- Problem details:
Output the material below unchanged, apart from leaving out the pictures.

- Task material:
begin

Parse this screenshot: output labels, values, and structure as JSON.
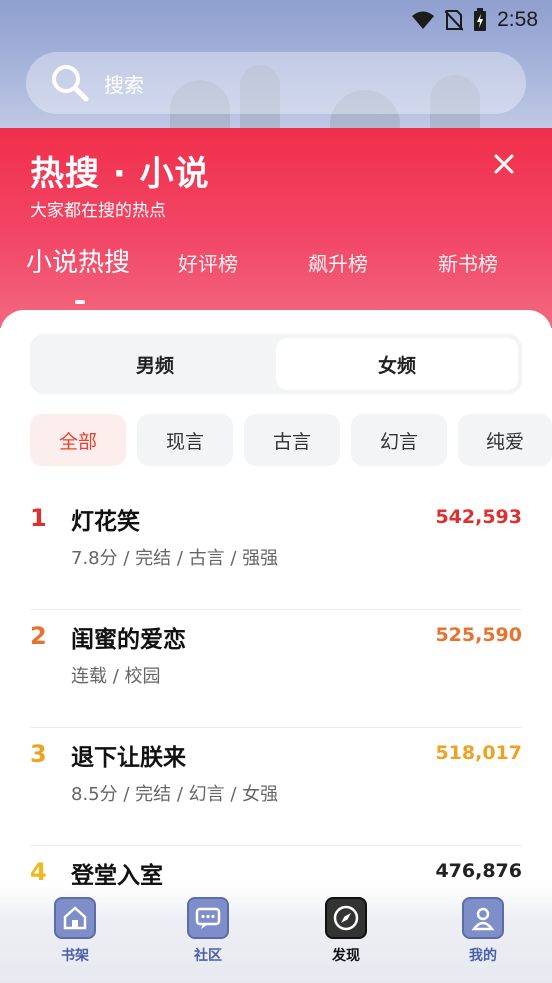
{
  "status_bar": {
    "time": "2:58",
    "icons": [
      "wifi-icon",
      "no-sim-icon",
      "battery-charging-icon"
    ]
  },
  "search": {
    "placeholder": "搜索",
    "icon": "search-icon"
  },
  "hot_header": {
    "title": "热搜 · 小说",
    "subtitle": "大家都在搜的热点",
    "close_icon": "close-icon",
    "tabs": [
      {
        "label": "小说热搜",
        "active": true
      },
      {
        "label": "好评榜",
        "active": false
      },
      {
        "label": "飙升榜",
        "active": false
      },
      {
        "label": "新书榜",
        "active": false
      }
    ]
  },
  "gender_toggle": {
    "options": [
      {
        "label": "男频",
        "selected": false
      },
      {
        "label": "女频",
        "selected": true
      }
    ]
  },
  "categories": [
    {
      "label": "全部",
      "active": true
    },
    {
      "label": "现言",
      "active": false
    },
    {
      "label": "古言",
      "active": false
    },
    {
      "label": "幻言",
      "active": false
    },
    {
      "label": "纯爱",
      "active": false
    }
  ],
  "ranking": [
    {
      "rank": "1",
      "title": "灯花笑",
      "meta": "7.8分 / 完结 / 古言 / 强强",
      "score": "542,593",
      "color": "#e02f2f"
    },
    {
      "rank": "2",
      "title": "闺蜜的爱恋",
      "meta": "连载 / 校园",
      "score": "525,590",
      "color": "#e8722e"
    },
    {
      "rank": "3",
      "title": "退下让朕来",
      "meta": "8.5分 / 完结 / 幻言 / 女强",
      "score": "518,017",
      "color": "#eea224"
    },
    {
      "rank": "4",
      "title": "登堂入室",
      "meta": "",
      "score": "476,876",
      "color": "#f0b81c"
    }
  ],
  "bottom_nav": [
    {
      "label": "书架",
      "icon": "bookshelf-home-icon",
      "active": false
    },
    {
      "label": "社区",
      "icon": "community-chat-icon",
      "active": false
    },
    {
      "label": "发现",
      "icon": "discover-compass-icon",
      "active": true
    },
    {
      "label": "我的",
      "icon": "profile-user-icon",
      "active": false
    }
  ],
  "colors": {
    "accent_red": "#ef2f4b",
    "nav_blue": "#7e8ec9"
  }
}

end

- Output for this exercise:
Parse this screenshot: output labels, values, and structure as JSON.
{
  "status_bar": {
    "time": "2:58",
    "icons": [
      "wifi-icon",
      "no-sim-icon",
      "battery-charging-icon"
    ]
  },
  "search": {
    "placeholder": "搜索",
    "icon": "search-icon"
  },
  "hot_header": {
    "title": "热搜 · 小说",
    "subtitle": "大家都在搜的热点",
    "close_icon": "close-icon",
    "tabs": [
      {
        "label": "小说热搜",
        "active": true
      },
      {
        "label": "好评榜",
        "active": false
      },
      {
        "label": "飙升榜",
        "active": false
      },
      {
        "label": "新书榜",
        "active": false
      }
    ]
  },
  "gender_toggle": {
    "options": [
      {
        "label": "男频",
        "selected": false
      },
      {
        "label": "女频",
        "selected": true
      }
    ]
  },
  "categories": [
    {
      "label": "全部",
      "active": true
    },
    {
      "label": "现言",
      "active": false
    },
    {
      "label": "古言",
      "active": false
    },
    {
      "label": "幻言",
      "active": false
    },
    {
      "label": "纯爱",
      "active": false
    }
  ],
  "ranking": [
    {
      "rank": "1",
      "title": "灯花笑",
      "meta": "7.8分 / 完结 / 古言 / 强强",
      "score": "542,593",
      "color": "#e02f2f"
    },
    {
      "rank": "2",
      "title": "闺蜜的爱恋",
      "meta": "连载 / 校园",
      "score": "525,590",
      "color": "#e8722e"
    },
    {
      "rank": "3",
      "title": "退下让朕来",
      "meta": "8.5分 / 完结 / 幻言 / 女强",
      "score": "518,017",
      "color": "#eea224"
    },
    {
      "rank": "4",
      "title": "登堂入室",
      "meta": "",
      "score": "476,876",
      "color": "#f0b81c"
    }
  ],
  "bottom_nav": [
    {
      "label": "书架",
      "icon": "bookshelf-home-icon",
      "active": false
    },
    {
      "label": "社区",
      "icon": "community-chat-icon",
      "active": false
    },
    {
      "label": "发现",
      "icon": "discover-compass-icon",
      "active": true
    },
    {
      "label": "我的",
      "icon": "profile-user-icon",
      "active": false
    }
  ],
  "colors": {
    "accent_red": "#ef2f4b",
    "nav_blue": "#7e8ec9"
  }
}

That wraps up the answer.